Brief:
Scan the listing below for the word "серьезнее" and state how many lines hold it. Write nothing but the number.

┌─ Provided records

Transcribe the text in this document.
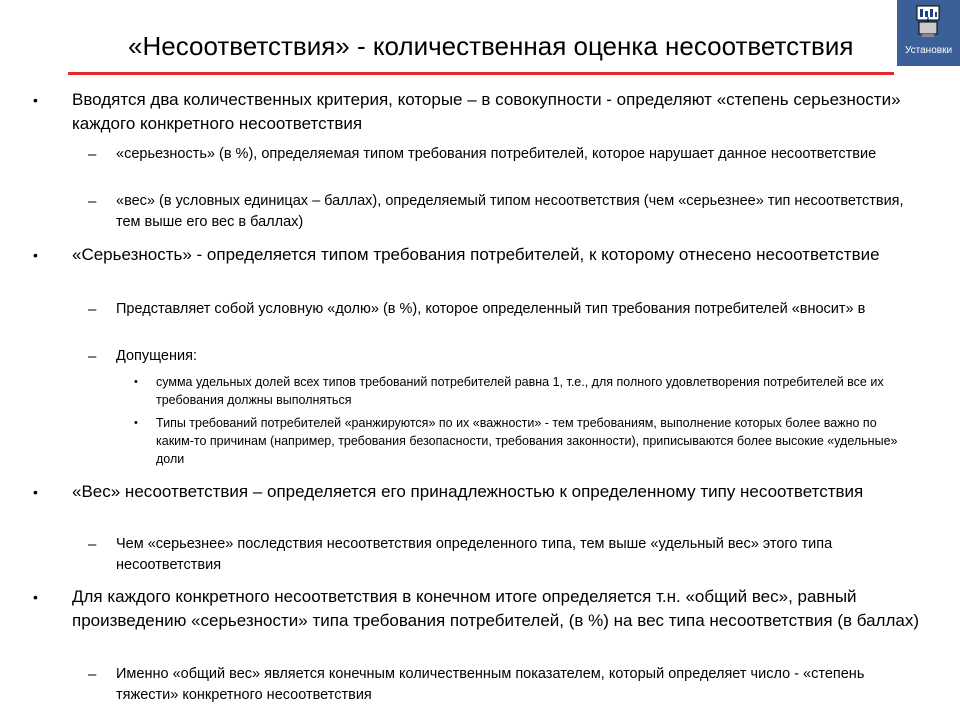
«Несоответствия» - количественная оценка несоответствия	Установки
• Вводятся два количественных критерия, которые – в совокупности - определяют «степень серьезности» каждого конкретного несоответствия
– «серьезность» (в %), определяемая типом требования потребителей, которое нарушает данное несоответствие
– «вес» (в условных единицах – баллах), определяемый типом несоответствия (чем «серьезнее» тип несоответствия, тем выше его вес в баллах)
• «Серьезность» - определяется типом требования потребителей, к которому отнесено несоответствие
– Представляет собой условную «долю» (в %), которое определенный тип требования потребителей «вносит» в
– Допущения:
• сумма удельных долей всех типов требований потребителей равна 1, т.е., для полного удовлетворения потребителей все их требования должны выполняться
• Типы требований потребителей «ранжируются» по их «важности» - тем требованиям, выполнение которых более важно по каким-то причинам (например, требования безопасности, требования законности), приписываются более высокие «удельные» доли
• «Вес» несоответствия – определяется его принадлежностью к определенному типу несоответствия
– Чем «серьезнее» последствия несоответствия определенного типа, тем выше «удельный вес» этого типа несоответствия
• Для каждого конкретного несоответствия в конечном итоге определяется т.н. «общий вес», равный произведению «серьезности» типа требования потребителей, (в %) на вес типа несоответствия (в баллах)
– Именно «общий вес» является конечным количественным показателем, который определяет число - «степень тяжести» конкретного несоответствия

└─
┌─ Provided records

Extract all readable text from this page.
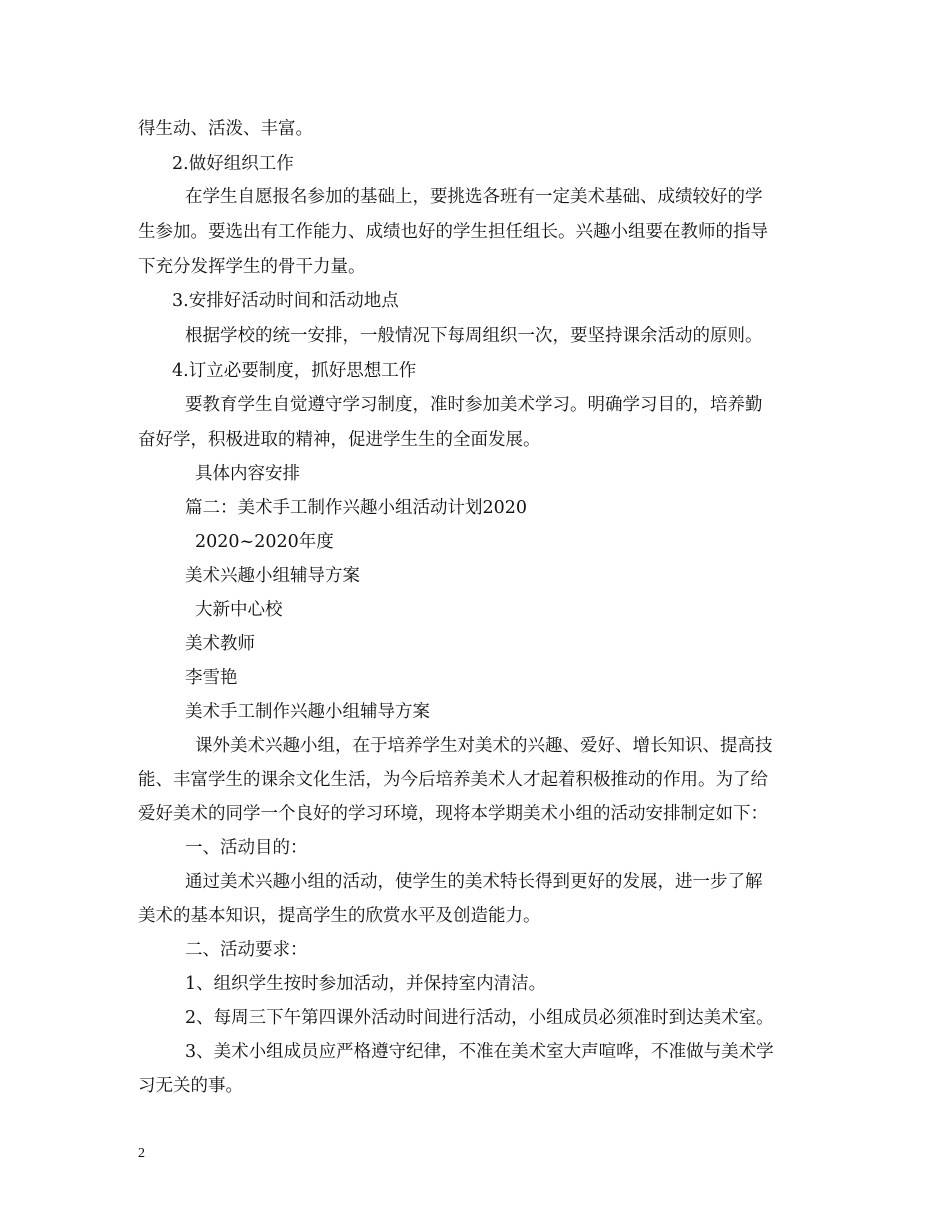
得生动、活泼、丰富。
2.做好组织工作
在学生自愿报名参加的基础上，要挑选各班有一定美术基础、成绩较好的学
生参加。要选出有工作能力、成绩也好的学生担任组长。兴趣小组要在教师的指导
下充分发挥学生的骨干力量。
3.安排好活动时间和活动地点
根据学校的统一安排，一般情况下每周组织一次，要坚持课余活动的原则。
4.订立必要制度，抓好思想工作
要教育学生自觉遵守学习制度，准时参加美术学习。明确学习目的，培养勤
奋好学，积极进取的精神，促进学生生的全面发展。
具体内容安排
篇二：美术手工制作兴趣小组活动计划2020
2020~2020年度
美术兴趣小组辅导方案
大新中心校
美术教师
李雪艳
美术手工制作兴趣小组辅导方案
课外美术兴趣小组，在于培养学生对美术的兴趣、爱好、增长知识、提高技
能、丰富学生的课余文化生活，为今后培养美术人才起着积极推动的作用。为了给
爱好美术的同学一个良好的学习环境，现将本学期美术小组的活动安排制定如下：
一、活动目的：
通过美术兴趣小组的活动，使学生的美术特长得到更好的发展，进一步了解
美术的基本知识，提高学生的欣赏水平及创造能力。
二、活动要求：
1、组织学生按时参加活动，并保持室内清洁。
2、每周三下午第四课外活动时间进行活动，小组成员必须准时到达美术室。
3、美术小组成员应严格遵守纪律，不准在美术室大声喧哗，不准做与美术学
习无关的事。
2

└─

Completed exercise:
2